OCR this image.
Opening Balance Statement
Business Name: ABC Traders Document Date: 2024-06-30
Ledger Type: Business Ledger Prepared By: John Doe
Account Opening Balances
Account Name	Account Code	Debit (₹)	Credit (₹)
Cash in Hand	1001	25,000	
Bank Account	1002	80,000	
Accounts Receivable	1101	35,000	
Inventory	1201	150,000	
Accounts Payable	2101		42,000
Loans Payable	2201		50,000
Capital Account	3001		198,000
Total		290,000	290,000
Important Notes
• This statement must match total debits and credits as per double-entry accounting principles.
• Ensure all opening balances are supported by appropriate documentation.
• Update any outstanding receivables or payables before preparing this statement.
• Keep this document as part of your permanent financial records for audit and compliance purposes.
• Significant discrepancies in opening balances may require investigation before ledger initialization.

################

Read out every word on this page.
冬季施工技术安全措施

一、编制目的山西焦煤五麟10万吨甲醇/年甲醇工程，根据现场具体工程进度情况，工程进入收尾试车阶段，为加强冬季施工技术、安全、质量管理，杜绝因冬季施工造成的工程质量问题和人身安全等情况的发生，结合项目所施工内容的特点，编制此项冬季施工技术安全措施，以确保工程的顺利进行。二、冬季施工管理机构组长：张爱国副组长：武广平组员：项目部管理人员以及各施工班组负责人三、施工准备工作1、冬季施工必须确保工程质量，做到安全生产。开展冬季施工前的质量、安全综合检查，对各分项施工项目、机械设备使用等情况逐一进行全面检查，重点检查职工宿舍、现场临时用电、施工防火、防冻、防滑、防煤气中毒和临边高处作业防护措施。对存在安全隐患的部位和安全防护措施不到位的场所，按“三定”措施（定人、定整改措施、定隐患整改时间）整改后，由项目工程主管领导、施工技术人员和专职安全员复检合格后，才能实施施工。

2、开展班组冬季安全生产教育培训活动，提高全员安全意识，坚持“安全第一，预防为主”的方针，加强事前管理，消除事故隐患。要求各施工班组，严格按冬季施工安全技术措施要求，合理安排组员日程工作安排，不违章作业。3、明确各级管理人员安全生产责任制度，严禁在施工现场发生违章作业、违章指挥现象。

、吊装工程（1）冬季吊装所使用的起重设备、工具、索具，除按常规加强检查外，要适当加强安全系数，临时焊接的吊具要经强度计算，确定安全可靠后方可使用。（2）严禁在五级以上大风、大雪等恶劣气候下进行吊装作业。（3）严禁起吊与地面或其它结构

################

» Given task
Tally the lines in these entries that have the string "Accounts" in them, then answer with the count and nothing else.

» Exercise answer
2